Aim = From the entries that follow, list every line in which the string "perioada" appears.

[Some records]
--------

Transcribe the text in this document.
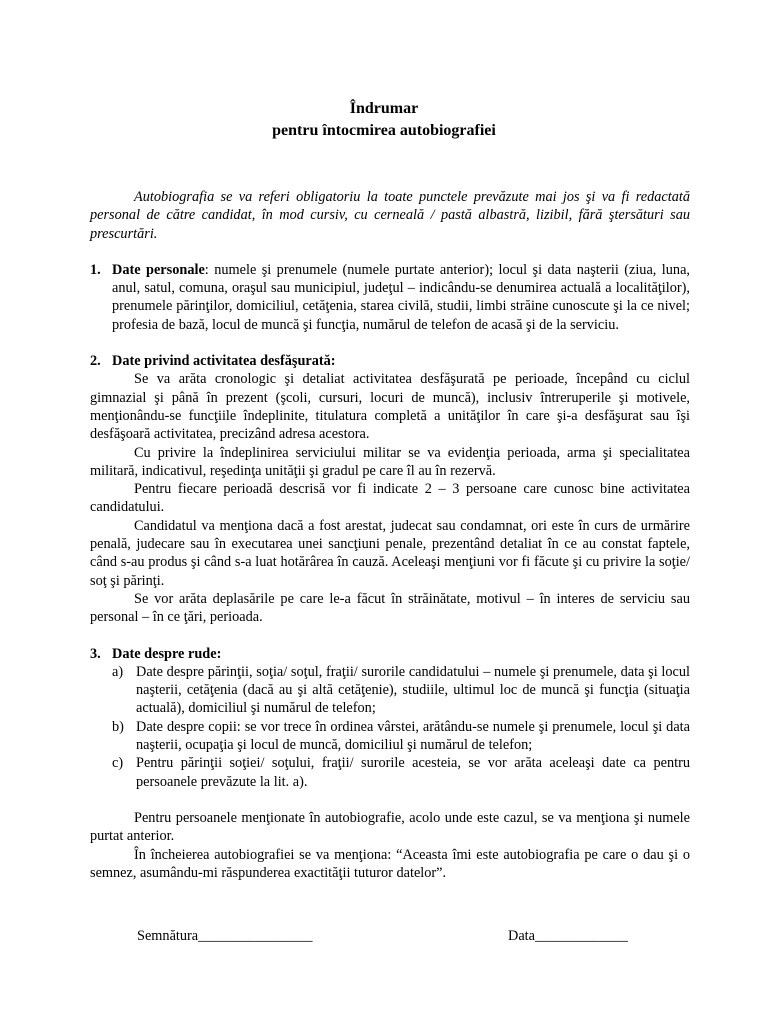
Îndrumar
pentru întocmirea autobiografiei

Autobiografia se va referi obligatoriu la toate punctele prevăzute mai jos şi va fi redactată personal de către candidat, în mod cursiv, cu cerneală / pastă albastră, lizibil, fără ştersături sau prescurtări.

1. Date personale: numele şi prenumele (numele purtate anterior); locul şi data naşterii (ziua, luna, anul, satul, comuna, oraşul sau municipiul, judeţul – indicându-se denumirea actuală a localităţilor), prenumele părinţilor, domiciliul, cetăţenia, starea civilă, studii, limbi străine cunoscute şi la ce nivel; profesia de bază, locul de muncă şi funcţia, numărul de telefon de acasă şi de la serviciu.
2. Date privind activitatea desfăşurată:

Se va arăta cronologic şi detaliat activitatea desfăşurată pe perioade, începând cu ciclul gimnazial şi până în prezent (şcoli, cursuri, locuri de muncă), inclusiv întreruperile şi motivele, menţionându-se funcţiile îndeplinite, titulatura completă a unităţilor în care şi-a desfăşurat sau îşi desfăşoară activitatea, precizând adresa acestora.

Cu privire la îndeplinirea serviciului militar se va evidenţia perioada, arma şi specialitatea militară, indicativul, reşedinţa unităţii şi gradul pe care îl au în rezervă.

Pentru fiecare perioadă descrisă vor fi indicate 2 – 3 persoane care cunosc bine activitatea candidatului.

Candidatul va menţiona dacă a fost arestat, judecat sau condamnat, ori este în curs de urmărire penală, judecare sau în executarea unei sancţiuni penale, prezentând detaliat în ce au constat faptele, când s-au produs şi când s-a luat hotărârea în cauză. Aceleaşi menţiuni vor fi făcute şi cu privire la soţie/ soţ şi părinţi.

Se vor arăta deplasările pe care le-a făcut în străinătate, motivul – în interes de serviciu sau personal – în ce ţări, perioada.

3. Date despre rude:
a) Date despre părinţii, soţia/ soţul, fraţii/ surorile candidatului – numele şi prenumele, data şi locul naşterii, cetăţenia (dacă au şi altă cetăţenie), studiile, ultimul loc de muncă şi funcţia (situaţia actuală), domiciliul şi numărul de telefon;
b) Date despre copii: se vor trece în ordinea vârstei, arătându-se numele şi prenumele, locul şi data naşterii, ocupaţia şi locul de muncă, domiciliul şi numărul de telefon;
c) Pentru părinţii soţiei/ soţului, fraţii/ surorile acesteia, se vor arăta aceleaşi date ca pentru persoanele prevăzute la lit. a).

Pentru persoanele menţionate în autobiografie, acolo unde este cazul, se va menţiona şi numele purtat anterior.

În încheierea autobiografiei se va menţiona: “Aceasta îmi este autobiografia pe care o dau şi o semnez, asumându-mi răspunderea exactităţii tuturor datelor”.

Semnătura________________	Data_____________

--------

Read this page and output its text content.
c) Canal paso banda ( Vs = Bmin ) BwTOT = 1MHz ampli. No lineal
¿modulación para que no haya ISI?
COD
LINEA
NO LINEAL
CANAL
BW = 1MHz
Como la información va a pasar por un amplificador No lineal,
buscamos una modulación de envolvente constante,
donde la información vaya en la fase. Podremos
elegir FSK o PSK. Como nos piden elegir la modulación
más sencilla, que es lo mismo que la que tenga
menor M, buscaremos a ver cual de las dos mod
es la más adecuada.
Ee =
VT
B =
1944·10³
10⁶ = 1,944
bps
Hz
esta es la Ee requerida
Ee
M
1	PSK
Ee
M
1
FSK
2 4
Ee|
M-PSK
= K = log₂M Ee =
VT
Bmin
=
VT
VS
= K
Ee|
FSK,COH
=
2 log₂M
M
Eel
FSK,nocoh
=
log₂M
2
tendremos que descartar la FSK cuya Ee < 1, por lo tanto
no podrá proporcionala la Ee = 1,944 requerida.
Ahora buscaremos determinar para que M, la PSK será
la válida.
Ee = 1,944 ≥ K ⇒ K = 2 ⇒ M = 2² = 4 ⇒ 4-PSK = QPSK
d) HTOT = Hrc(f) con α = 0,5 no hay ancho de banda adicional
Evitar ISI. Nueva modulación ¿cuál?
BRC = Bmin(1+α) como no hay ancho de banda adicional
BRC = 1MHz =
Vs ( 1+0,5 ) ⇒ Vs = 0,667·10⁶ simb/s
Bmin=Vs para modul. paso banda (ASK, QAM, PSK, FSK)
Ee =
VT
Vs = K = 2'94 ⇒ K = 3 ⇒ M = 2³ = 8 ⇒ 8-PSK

--------

Reply to the exercise =
Cu privire la îndeplinirea serviciului militar se va evidenţia perioada, arma şi specialitatea militară, indicativul, reşedinţa unităţii şi gradul pe care îl au în rezervă.
Se vor arăta deplasările pe care le-a făcut în străinătate, motivul – în interes de serviciu sau personal – în ce ţări, perioada.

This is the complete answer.